» Goal: Note each line of the listing that contains the string "Fluorescent", and copy it.

[begin Dataset excerpts]

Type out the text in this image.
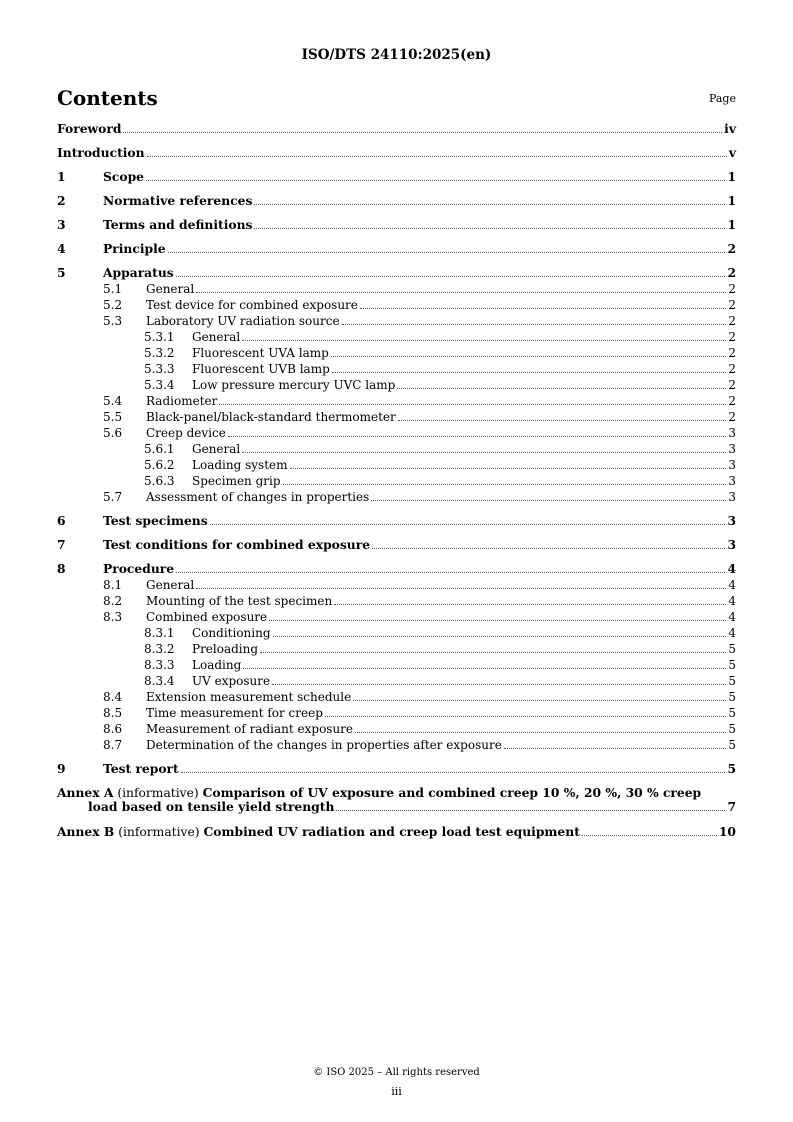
ISO/DTS 24110:2025(en)
Contents	Page
Foreword	iv
Introduction	v
1	Scope	1
2	Normative references	1
3	Terms and definitions	1
4	Principle	2
5	Apparatus	2
5.1 General	2
5.2 Test device for combined exposure	2
5.3 Laboratory UV radiation source	2
5.3.1 General	2
5.3.2 Fluorescent UVA lamp	2
5.3.3 Fluorescent UVB lamp	2
5.3.4 Low pressure mercury UVC lamp	2
5.4 Radiometer	2
5.5 Black-panel/black-standard thermometer	2
5.6 Creep device	3
5.6.1 General	3
5.6.2 Loading system	3
5.6.3 Specimen grip	3
5.7 Assessment of changes in properties	3
6	Test specimens	3
7	Test conditions for combined exposure	3
8	Procedure	4
8.1 General	4
8.2 Mounting of the test specimen	4
8.3 Combined exposure	4
8.3.1 Conditioning	4
8.3.2 Preloading	5
8.3.3 Loading	5
8.3.4 UV exposure	5
8.4 Extension measurement schedule	5
8.5 Time measurement for creep	5
8.6 Measurement of radiant exposure	5
8.7 Determination of the changes in properties after exposure	5
9	Test report	5
Annex A (informative) Comparison of UV exposure and combined creep 10 %, 20 %, 30 % creep
load based on tensile yield strength	7
Annex B (informative) Combined UV radiation and creep load test equipment	10
© ISO 2025 – All rights reserved
iii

[end Dataset excerpts]

» Reply to the task:
5.3.2 Fluorescent UVA lamp	2
5.3.3 Fluorescent UVB lamp	2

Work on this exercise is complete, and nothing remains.